▶ REQUIREMENTS
Collect all lines from the records below that include the word "Equivalents".

Items from a data source
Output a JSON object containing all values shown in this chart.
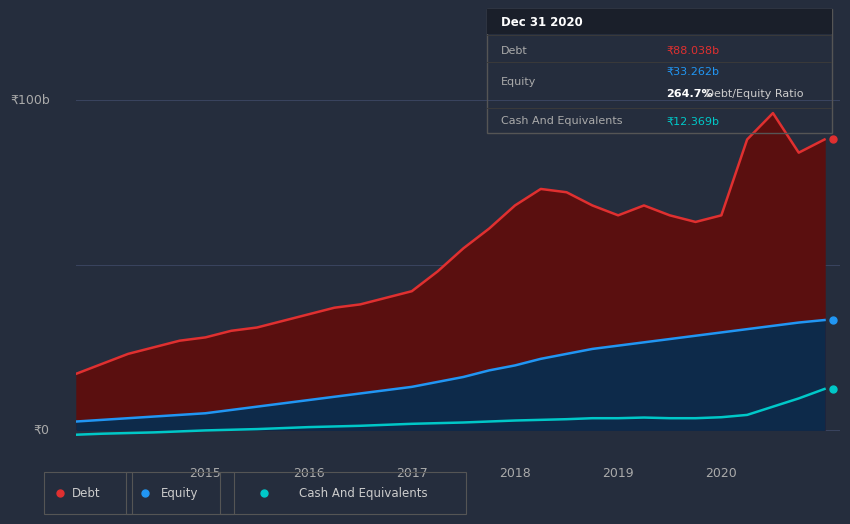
{
  "background_color": "#252d3d",
  "plot_bg_color": "#252d3d",
  "grid_color": "#3a4460",
  "years_x": [
    2013.75,
    2014.0,
    2014.25,
    2014.5,
    2014.75,
    2015.0,
    2015.25,
    2015.5,
    2015.75,
    2016.0,
    2016.25,
    2016.5,
    2016.75,
    2017.0,
    2017.25,
    2017.5,
    2017.75,
    2018.0,
    2018.25,
    2018.5,
    2018.75,
    2019.0,
    2019.25,
    2019.5,
    2019.75,
    2020.0,
    2020.25,
    2020.5,
    2020.75,
    2021.0
  ],
  "debt": [
    17,
    20,
    23,
    25,
    27,
    28,
    30,
    31,
    33,
    35,
    37,
    38,
    40,
    42,
    48,
    55,
    61,
    68,
    73,
    72,
    68,
    65,
    68,
    65,
    63,
    65,
    88,
    96,
    84,
    88
  ],
  "equity": [
    2.5,
    3.0,
    3.5,
    4.0,
    4.5,
    5.0,
    6.0,
    7.0,
    8.0,
    9.0,
    10.0,
    11.0,
    12.0,
    13.0,
    14.5,
    16.0,
    18.0,
    19.5,
    21.5,
    23.0,
    24.5,
    25.5,
    26.5,
    27.5,
    28.5,
    29.5,
    30.5,
    31.5,
    32.5,
    33.262
  ],
  "cash": [
    -1.5,
    -1.2,
    -1.0,
    -0.8,
    -0.5,
    -0.2,
    0.0,
    0.2,
    0.5,
    0.8,
    1.0,
    1.2,
    1.5,
    1.8,
    2.0,
    2.2,
    2.5,
    2.8,
    3.0,
    3.2,
    3.5,
    3.5,
    3.7,
    3.5,
    3.5,
    3.8,
    4.5,
    7.0,
    9.5,
    12.369
  ],
  "debt_color": "#e03030",
  "equity_color": "#2196F3",
  "cash_color": "#00c8c8",
  "debt_fill_color": "#5a0f0f",
  "equity_fill_color": "#0d2a4a",
  "ylim_min": -8,
  "ylim_max": 110,
  "ytick_100_label": "₹100b",
  "ytick_0_label": "₹0",
  "xtick_years": [
    2015,
    2016,
    2017,
    2018,
    2019,
    2020
  ],
  "annotation_date": "Dec 31 2020",
  "annotation_debt_label": "Debt",
  "annotation_debt_value": "₹88.038b",
  "annotation_equity_label": "Equity",
  "annotation_equity_value": "₹33.262b",
  "annotation_ratio": "264.7% Debt/Equity Ratio",
  "annotation_cash_label": "Cash And Equivalents",
  "annotation_cash_value": "₹12.369b",
  "legend_items": [
    "Debt",
    "Equity",
    "Cash And Equivalents"
  ],
  "legend_colors": [
    "#e03030",
    "#2196F3",
    "#00c8c8"
  ]
}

▶ FULL RESPONSE
  "annotation_cash_label": "Cash And Equivalents",
    "Cash And Equivalents"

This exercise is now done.